* _Directions_
Please retype every line of the listing below without changing a character, leaving out the pictures.

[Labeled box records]
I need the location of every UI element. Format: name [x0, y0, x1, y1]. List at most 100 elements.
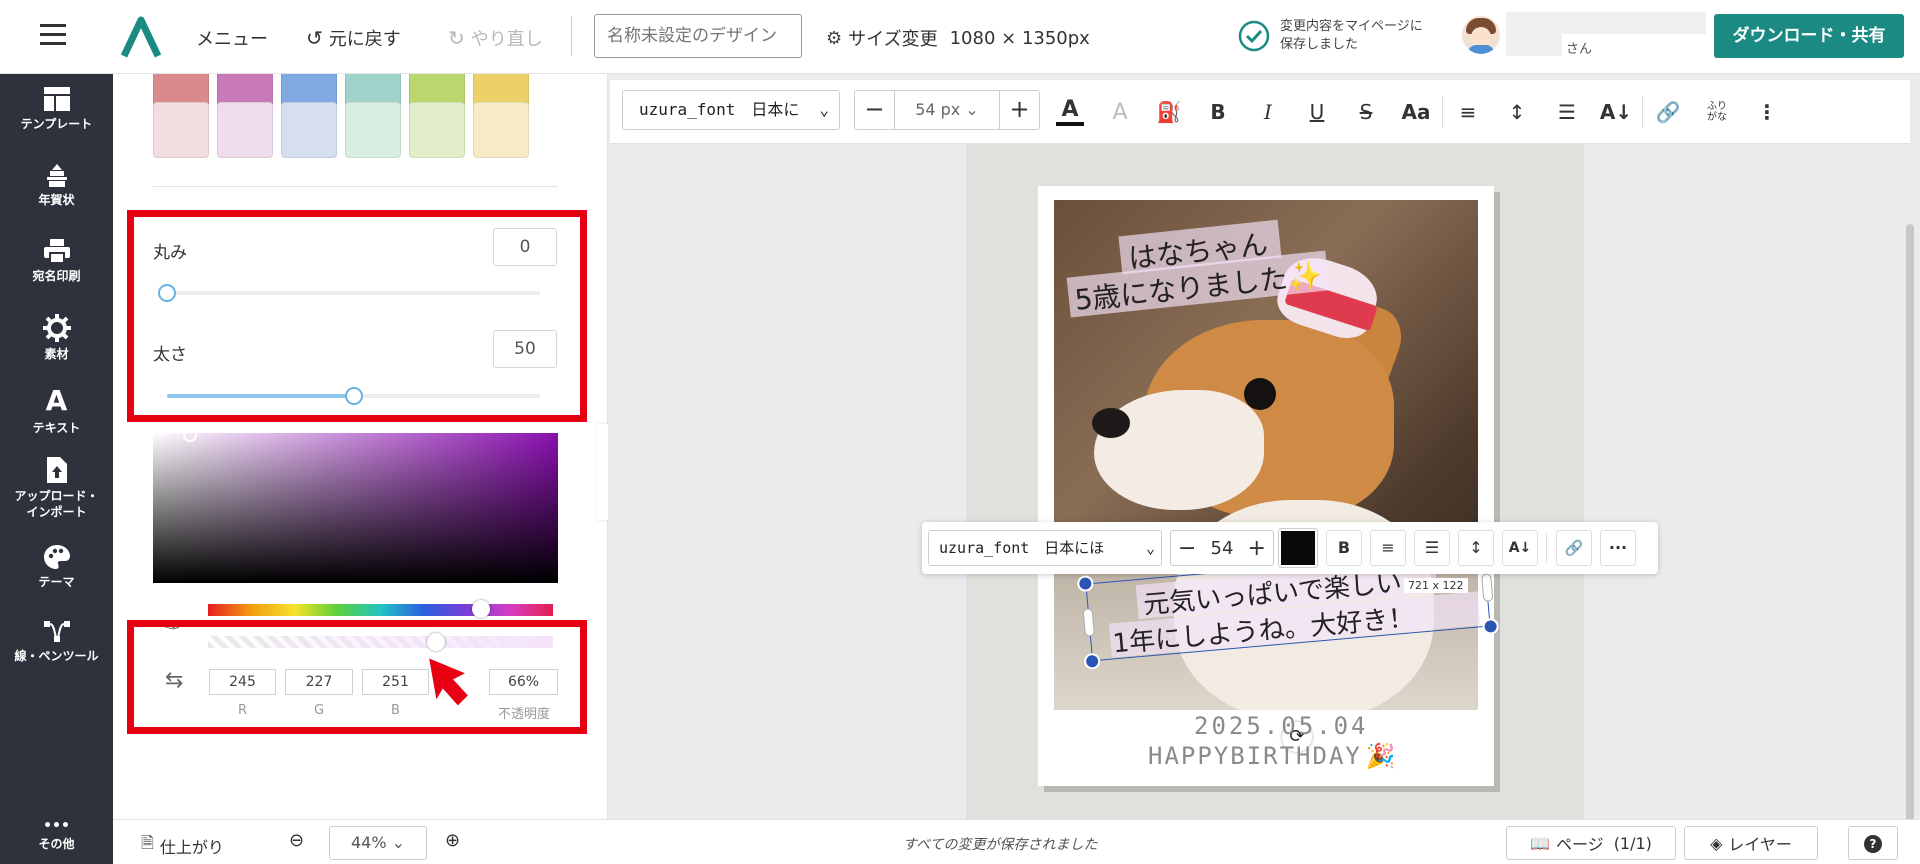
design-card[interactable]: はなちゃん 5歳になりました✨ 元気いっぱいで楽しい 1年にしようね。大好き！ …	[1038, 186, 1500, 786]
color-swatch[interactable]	[153, 102, 209, 158]
align-center-button[interactable]: ≡	[1450, 94, 1486, 130]
help-button[interactable]: ?	[1848, 826, 1898, 860]
color-swatch[interactable]	[409, 102, 465, 158]
sidebar-item-upload[interactable]: アップロード・ インポート	[0, 456, 113, 520]
thickness-slider-knob[interactable]	[344, 387, 363, 405]
hue-slider[interactable]	[208, 604, 553, 616]
floating-line-height-button[interactable]: ↕	[1458, 530, 1494, 566]
undo-button[interactable]: ↺ 元に戻す	[306, 25, 401, 51]
blue-value-input[interactable]: 251	[362, 669, 429, 695]
bold-button[interactable]: B	[1200, 94, 1236, 130]
text-toolbar: uzura_font 日本に ⌄ − 54 px ⌄ + A A ⛽ B I U…	[610, 80, 1910, 144]
resize-handle-right[interactable]	[1481, 573, 1494, 602]
text-color-button[interactable]: A	[1052, 94, 1088, 130]
font-size-input[interactable]: 54 px ⌄	[895, 91, 999, 129]
zoom-out-button[interactable]: ⊖	[289, 830, 304, 851]
sidebar-item-theme[interactable]: テーマ	[0, 544, 113, 590]
zoom-select[interactable]: 44% ⌄	[329, 826, 427, 860]
green-value-input[interactable]: 227	[285, 669, 353, 695]
divider	[1546, 534, 1547, 562]
redo-button[interactable]: ↻ やり直し	[448, 25, 543, 51]
sidebar-item-material[interactable]: 素材	[0, 314, 113, 362]
text-outline-button[interactable]: A	[1102, 94, 1138, 130]
book-icon: 📖	[1530, 833, 1550, 853]
roundness-slider-track[interactable]	[167, 291, 540, 295]
document-search-icon: 🗎	[141, 833, 154, 852]
link-button[interactable]: 🔗	[1650, 94, 1686, 130]
username-placeholder-2	[1506, 34, 1562, 56]
more-options-button[interactable]: ⋮	[1749, 94, 1785, 130]
floating-font-select[interactable]: uzura_font 日本にほ ⌄	[928, 530, 1162, 566]
red-value-input[interactable]: 245	[209, 669, 276, 695]
canvas-size-label: 1080 × 1350px	[949, 27, 1090, 49]
floating-more-button[interactable]: ···	[1600, 530, 1636, 566]
red-label: R	[237, 703, 248, 718]
list-button[interactable]: ☰	[1549, 94, 1585, 130]
floating-text-toolbar: uzura_font 日本にほ ⌄ − 54 + B ≡ ☰ ↕ A↓ 🔗 ··…	[922, 522, 1658, 574]
color-swatch[interactable]	[345, 102, 401, 158]
floating-bold-button[interactable]: B	[1326, 530, 1362, 566]
floating-align-button[interactable]: ≡	[1370, 530, 1406, 566]
swap-mode-icon[interactable]: ⇆	[165, 668, 183, 693]
sidebar-item-address-print[interactable]: 宛名印刷	[0, 238, 113, 284]
letter-case-button[interactable]: Aa	[1398, 94, 1434, 130]
roundness-slider-knob[interactable]	[158, 284, 176, 302]
blue-label: B	[391, 703, 400, 718]
party-popper-icon: 🎉	[1365, 742, 1398, 770]
floating-decrease-size-button[interactable]: −	[1178, 536, 1196, 561]
line-height-button[interactable]: ↕	[1499, 94, 1535, 130]
sidebar-item-text[interactable]: A テキスト	[0, 386, 113, 436]
hue-slider-knob[interactable]	[471, 600, 490, 618]
finish-preview-button[interactable]: 🗎 仕上がり	[141, 832, 224, 859]
floating-link-button[interactable]: 🔗	[1556, 530, 1592, 566]
increase-size-button[interactable]: +	[999, 91, 1039, 129]
design-name-input[interactable]	[594, 14, 802, 58]
avatar[interactable]	[1462, 16, 1500, 54]
download-share-button[interactable]: ダウンロード・共有	[1714, 14, 1904, 58]
color-swatch[interactable]	[281, 102, 337, 158]
divider	[571, 16, 572, 56]
sidebar-item-pen-tool[interactable]: 線・ペンツール	[0, 620, 113, 664]
color-swatch[interactable]	[473, 102, 529, 158]
layer-button[interactable]: ◈ レイヤー	[1684, 826, 1818, 860]
sidebar-item-template[interactable]: テンプレート	[0, 86, 113, 132]
date-text[interactable]: 2025.05.04	[1194, 712, 1369, 740]
fill-color-button[interactable]: ⛽	[1151, 94, 1187, 130]
font-color-bar	[1056, 121, 1084, 126]
color-gradient-picker[interactable]	[153, 433, 558, 583]
font-size-control: − 54 px ⌄ +	[854, 90, 1040, 130]
text-direction-button[interactable]: A↓	[1598, 94, 1634, 130]
floating-font-size[interactable]: 54	[1211, 538, 1234, 559]
hamburger-menu-icon[interactable]	[40, 24, 66, 46]
font-color-icon: A	[1061, 96, 1079, 122]
vertical-scrollbar[interactable]	[1906, 224, 1914, 824]
floating-color-button[interactable]	[1278, 528, 1318, 568]
italic-button[interactable]: I	[1250, 94, 1286, 130]
font-family-select[interactable]: uzura_font 日本に ⌄	[622, 90, 840, 130]
layers-icon: ◈	[1710, 833, 1723, 853]
divider	[153, 186, 558, 187]
app-logo[interactable]	[120, 16, 162, 58]
zoom-in-button[interactable]: ⊕	[445, 830, 460, 851]
thickness-input[interactable]: 50	[493, 330, 557, 368]
chevron-down-icon: ⌄	[819, 100, 829, 119]
opacity-value-input[interactable]: 66%	[489, 669, 558, 695]
decrease-size-button[interactable]: −	[855, 91, 895, 129]
more-dots-icon: •••	[43, 818, 70, 834]
floating-size-control: − 54 +	[1170, 530, 1274, 566]
furigana-button[interactable]: ふり がな	[1699, 94, 1735, 130]
strikethrough-button[interactable]: S	[1348, 94, 1384, 130]
sidebar-item-new-year-card[interactable]: 年賀状	[0, 162, 113, 208]
menu-button[interactable]: メニュー	[196, 25, 268, 51]
page-button[interactable]: 📖 ページ (1/1)	[1506, 826, 1676, 860]
floating-direction-button[interactable]: A↓	[1502, 530, 1538, 566]
underline-button[interactable]: U	[1299, 94, 1335, 130]
gradient-picker-cursor[interactable]	[183, 428, 197, 442]
color-swatch[interactable]	[217, 102, 273, 158]
floating-increase-size-button[interactable]: +	[1248, 536, 1266, 561]
birthday-text[interactable]: HAPPYBIRTHDAY 🎉	[1148, 742, 1398, 770]
resize-button[interactable]: ⚙ サイズ変更 1080 × 1350px	[826, 25, 1090, 51]
sidebar-item-more[interactable]: ••• その他	[0, 818, 113, 852]
floating-list-button[interactable]: ☰	[1414, 530, 1450, 566]
roundness-input[interactable]: 0	[493, 228, 557, 266]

* _Exercise response_
I need the location of every UI element. Format: name [x0, y0, x1, y1]. List at most 100 elements.
design-card[interactable]: はなちゃん 5歳になりました✨ 元気いっぱいで楽しい 1年にしようね。大好き！ …	[1038, 186, 1500, 786]
color-swatch[interactable]	[153, 102, 209, 158]
align-center-button[interactable]: ≡	[1450, 94, 1486, 130]
help-button[interactable]: ?	[1848, 826, 1898, 860]
color-swatch[interactable]	[409, 102, 465, 158]
sidebar-item-upload[interactable]: アップロード・ インポート	[0, 456, 113, 520]
thickness-slider-knob[interactable]	[344, 387, 363, 405]
hue-slider[interactable]	[208, 604, 553, 616]
floating-line-height-button[interactable]: ↕	[1458, 530, 1494, 566]
undo-button[interactable]: ↺ 元に戻す	[306, 25, 401, 51]
blue-value-input[interactable]: 251	[362, 669, 429, 695]
bold-button[interactable]: B	[1200, 94, 1236, 130]
text-toolbar: uzura_font 日本に ⌄ − 54 px ⌄ + A A ⛽ B I U…	[610, 80, 1910, 144]
resize-handle-right[interactable]	[1481, 573, 1494, 602]
text-color-button[interactable]: A	[1052, 94, 1088, 130]
font-size-input[interactable]: 54 px ⌄	[895, 91, 999, 129]
zoom-out-button[interactable]: ⊖	[289, 830, 304, 851]
sidebar-item-theme[interactable]: テーマ	[0, 544, 113, 590]
zoom-select[interactable]: 44% ⌄	[329, 826, 427, 860]
green-value-input[interactable]: 227	[285, 669, 353, 695]
divider	[1546, 534, 1547, 562]
redo-button[interactable]: ↻ やり直し	[448, 25, 543, 51]
sidebar-item-material[interactable]: 素材	[0, 314, 113, 362]
text-outline-button[interactable]: A	[1102, 94, 1138, 130]
book-icon: 📖	[1530, 833, 1550, 853]
roundness-slider-track[interactable]	[167, 291, 540, 295]
document-search-icon: 🗎	[141, 833, 154, 852]
link-button[interactable]: 🔗	[1650, 94, 1686, 130]
username-placeholder-2	[1506, 34, 1562, 56]
more-options-button[interactable]: ⋮	[1749, 94, 1785, 130]
floating-font-select[interactable]: uzura_font 日本にほ ⌄	[928, 530, 1162, 566]
red-value-input[interactable]: 245	[209, 669, 276, 695]
canvas-size-label: 1080 × 1350px	[949, 27, 1090, 49]
floating-more-button[interactable]: ···	[1600, 530, 1636, 566]
red-label: R	[237, 703, 248, 718]
list-button[interactable]: ☰	[1549, 94, 1585, 130]
floating-text-toolbar: uzura_font 日本にほ ⌄ − 54 + B ≡ ☰ ↕ A↓ 🔗 ··…	[922, 522, 1658, 574]
color-swatch[interactable]	[345, 102, 401, 158]
floating-bold-button[interactable]: B	[1326, 530, 1362, 566]
floating-align-button[interactable]: ≡	[1370, 530, 1406, 566]
swap-mode-icon[interactable]: ⇆	[165, 668, 183, 693]
sidebar-item-address-print[interactable]: 宛名印刷	[0, 238, 113, 284]
letter-case-button[interactable]: Aa	[1398, 94, 1434, 130]
roundness-slider-knob[interactable]	[158, 284, 176, 302]
blue-label: B	[391, 703, 400, 718]
party-popper-icon: 🎉	[1365, 742, 1398, 770]
floating-decrease-size-button[interactable]: −	[1178, 536, 1196, 561]
line-height-button[interactable]: ↕	[1499, 94, 1535, 130]
sidebar-item-text[interactable]: A テキスト	[0, 386, 113, 436]
hue-slider-knob[interactable]	[471, 600, 490, 618]
finish-preview-button[interactable]: 🗎 仕上がり	[141, 832, 224, 859]
floating-link-button[interactable]: 🔗	[1556, 530, 1592, 566]
increase-size-button[interactable]: +	[999, 91, 1039, 129]
design-name-input[interactable]	[594, 14, 802, 58]
avatar[interactable]	[1462, 16, 1500, 54]
download-share-button[interactable]: ダウンロード・共有	[1714, 14, 1904, 58]
color-swatch[interactable]	[281, 102, 337, 158]
divider	[571, 16, 572, 56]
sidebar-item-pen-tool[interactable]: 線・ペンツール	[0, 620, 113, 664]
color-swatch[interactable]	[473, 102, 529, 158]
layer-button[interactable]: ◈ レイヤー	[1684, 826, 1818, 860]
sidebar-item-template[interactable]: テンプレート	[0, 86, 113, 132]
date-text[interactable]: 2025.05.04	[1194, 712, 1369, 740]
fill-color-button[interactable]: ⛽	[1151, 94, 1187, 130]
font-color-bar	[1056, 121, 1084, 126]
color-gradient-picker[interactable]	[153, 433, 558, 583]
font-size-control: − 54 px ⌄ +	[854, 90, 1040, 130]
text-direction-button[interactable]: A↓	[1598, 94, 1634, 130]
floating-font-size[interactable]: 54	[1211, 538, 1234, 559]
hamburger-menu-icon[interactable]	[40, 24, 66, 46]
font-color-icon: A	[1061, 96, 1079, 122]
vertical-scrollbar[interactable]	[1906, 224, 1914, 824]
floating-color-button[interactable]	[1278, 528, 1318, 568]
italic-button[interactable]: I	[1250, 94, 1286, 130]
font-family-select[interactable]: uzura_font 日本に ⌄	[622, 90, 840, 130]
layers-icon: ◈	[1710, 833, 1723, 853]
divider	[153, 186, 558, 187]
app-logo[interactable]	[120, 16, 162, 58]
zoom-in-button[interactable]: ⊕	[445, 830, 460, 851]
thickness-input[interactable]: 50	[493, 330, 557, 368]
chevron-down-icon: ⌄	[819, 100, 829, 119]
opacity-value-input[interactable]: 66%	[489, 669, 558, 695]
decrease-size-button[interactable]: −	[855, 91, 895, 129]
more-dots-icon: •••	[43, 818, 70, 834]
floating-size-control: − 54 +	[1170, 530, 1274, 566]
furigana-button[interactable]: ふり がな	[1699, 94, 1735, 130]
strikethrough-button[interactable]: S	[1348, 94, 1384, 130]
sidebar-item-new-year-card[interactable]: 年賀状	[0, 162, 113, 208]
menu-button[interactable]: メニュー	[196, 25, 268, 51]
page-button[interactable]: 📖 ページ (1/1)	[1506, 826, 1676, 860]
floating-direction-button[interactable]: A↓	[1502, 530, 1538, 566]
underline-button[interactable]: U	[1299, 94, 1335, 130]
gradient-picker-cursor[interactable]	[183, 428, 197, 442]
color-swatch[interactable]	[217, 102, 273, 158]
floating-increase-size-button[interactable]: +	[1248, 536, 1266, 561]
birthday-text[interactable]: HAPPYBIRTHDAY 🎉	[1148, 742, 1398, 770]
resize-button[interactable]: ⚙ サイズ変更 1080 × 1350px	[826, 25, 1090, 51]
sidebar-item-more[interactable]: ••• その他	[0, 818, 113, 852]
floating-list-button[interactable]: ☰	[1414, 530, 1450, 566]
roundness-input[interactable]: 0	[493, 228, 557, 266]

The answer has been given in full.